(begin)

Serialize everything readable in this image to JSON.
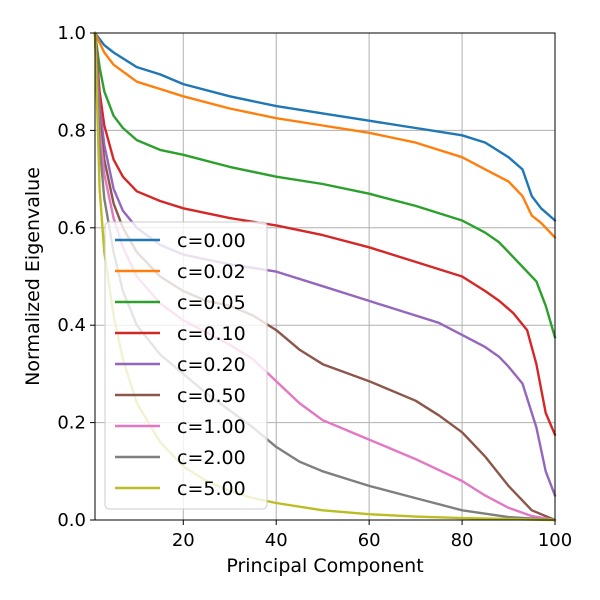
{
  "chart_data": {
    "type": "line",
    "xlabel": "Principal Component",
    "ylabel": "Normalized Eigenvalue",
    "xlim": [
      1,
      100
    ],
    "ylim": [
      0,
      1
    ],
    "xticks": [
      20,
      40,
      60,
      80,
      100
    ],
    "yticks": [
      0.0,
      0.2,
      0.4,
      0.6,
      0.8,
      1.0
    ],
    "xtick_labels": [
      "20",
      "40",
      "60",
      "80",
      "100"
    ],
    "ytick_labels": [
      "0.0",
      "0.2",
      "0.4",
      "0.6",
      "0.8",
      "1.0"
    ],
    "grid": true,
    "legend_position": "lower-left",
    "series": [
      {
        "name": "c=0.00",
        "color": "#1f77b4",
        "x": [
          1,
          3,
          5,
          10,
          15,
          20,
          30,
          40,
          50,
          60,
          70,
          80,
          85,
          90,
          93,
          95,
          97,
          100
        ],
        "y": [
          1.0,
          0.975,
          0.96,
          0.93,
          0.915,
          0.895,
          0.87,
          0.85,
          0.835,
          0.82,
          0.805,
          0.79,
          0.775,
          0.745,
          0.72,
          0.665,
          0.64,
          0.615
        ]
      },
      {
        "name": "c=0.02",
        "color": "#ff7f0e",
        "x": [
          1,
          3,
          5,
          10,
          15,
          20,
          30,
          40,
          50,
          60,
          70,
          80,
          85,
          90,
          93,
          95,
          97,
          100
        ],
        "y": [
          1.0,
          0.96,
          0.935,
          0.9,
          0.885,
          0.87,
          0.845,
          0.825,
          0.81,
          0.795,
          0.775,
          0.745,
          0.72,
          0.695,
          0.665,
          0.625,
          0.61,
          0.58
        ]
      },
      {
        "name": "c=0.05",
        "color": "#2ca02c",
        "x": [
          1,
          2,
          3,
          5,
          7,
          10,
          15,
          20,
          30,
          40,
          50,
          60,
          70,
          80,
          85,
          88,
          90,
          93,
          96,
          98,
          100
        ],
        "y": [
          1.0,
          0.93,
          0.88,
          0.83,
          0.805,
          0.78,
          0.76,
          0.75,
          0.725,
          0.705,
          0.69,
          0.67,
          0.645,
          0.615,
          0.59,
          0.57,
          0.55,
          0.52,
          0.49,
          0.44,
          0.375
        ]
      },
      {
        "name": "c=0.10",
        "color": "#d62728",
        "x": [
          1,
          2,
          3,
          5,
          7,
          10,
          15,
          20,
          30,
          40,
          50,
          60,
          70,
          80,
          85,
          88,
          91,
          94,
          96,
          98,
          100
        ],
        "y": [
          1.0,
          0.88,
          0.81,
          0.74,
          0.705,
          0.675,
          0.655,
          0.64,
          0.62,
          0.605,
          0.585,
          0.56,
          0.53,
          0.5,
          0.47,
          0.45,
          0.425,
          0.39,
          0.32,
          0.22,
          0.175
        ]
      },
      {
        "name": "c=0.20",
        "color": "#9467bd",
        "x": [
          1,
          2,
          3,
          5,
          7,
          10,
          15,
          20,
          25,
          30,
          40,
          50,
          60,
          70,
          75,
          80,
          85,
          88,
          90,
          93,
          96,
          98,
          100
        ],
        "y": [
          1.0,
          0.85,
          0.77,
          0.68,
          0.635,
          0.6,
          0.565,
          0.545,
          0.535,
          0.525,
          0.51,
          0.48,
          0.45,
          0.42,
          0.405,
          0.38,
          0.355,
          0.335,
          0.315,
          0.28,
          0.19,
          0.1,
          0.05
        ]
      },
      {
        "name": "c=0.50",
        "color": "#8c564b",
        "x": [
          1,
          2,
          3,
          5,
          7,
          10,
          15,
          20,
          25,
          30,
          35,
          40,
          45,
          50,
          60,
          70,
          75,
          80,
          85,
          90,
          95,
          100
        ],
        "y": [
          1.0,
          0.82,
          0.74,
          0.65,
          0.6,
          0.55,
          0.5,
          0.47,
          0.45,
          0.44,
          0.42,
          0.39,
          0.35,
          0.32,
          0.285,
          0.245,
          0.215,
          0.18,
          0.13,
          0.07,
          0.02,
          0.0
        ]
      },
      {
        "name": "c=1.00",
        "color": "#e377c2",
        "x": [
          1,
          2,
          3,
          5,
          7,
          10,
          15,
          20,
          25,
          30,
          35,
          40,
          45,
          50,
          55,
          60,
          70,
          80,
          85,
          90,
          95,
          100
        ],
        "y": [
          1.0,
          0.8,
          0.71,
          0.62,
          0.56,
          0.5,
          0.445,
          0.41,
          0.385,
          0.36,
          0.33,
          0.285,
          0.24,
          0.205,
          0.185,
          0.165,
          0.125,
          0.08,
          0.05,
          0.025,
          0.008,
          0.0
        ]
      },
      {
        "name": "c=2.00",
        "color": "#7f7f7f",
        "x": [
          1,
          2,
          3,
          5,
          7,
          10,
          15,
          20,
          25,
          30,
          35,
          40,
          45,
          50,
          60,
          70,
          80,
          90,
          100
        ],
        "y": [
          1.0,
          0.77,
          0.66,
          0.55,
          0.47,
          0.4,
          0.34,
          0.3,
          0.26,
          0.225,
          0.19,
          0.15,
          0.12,
          0.1,
          0.07,
          0.045,
          0.02,
          0.006,
          0.0
        ]
      },
      {
        "name": "c=5.00",
        "color": "#bcbd22",
        "x": [
          1,
          2,
          3,
          5,
          7,
          10,
          15,
          20,
          25,
          30,
          35,
          40,
          50,
          60,
          70,
          80,
          90,
          100
        ],
        "y": [
          1.0,
          0.68,
          0.55,
          0.42,
          0.33,
          0.24,
          0.16,
          0.11,
          0.08,
          0.06,
          0.045,
          0.035,
          0.02,
          0.012,
          0.007,
          0.004,
          0.002,
          0.0
        ]
      }
    ]
  }
}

(end)

SET EXERCISE -> Give the number of lines in the entries that include the string "color", and nothing more.

CORRECT RESPONSE -> 9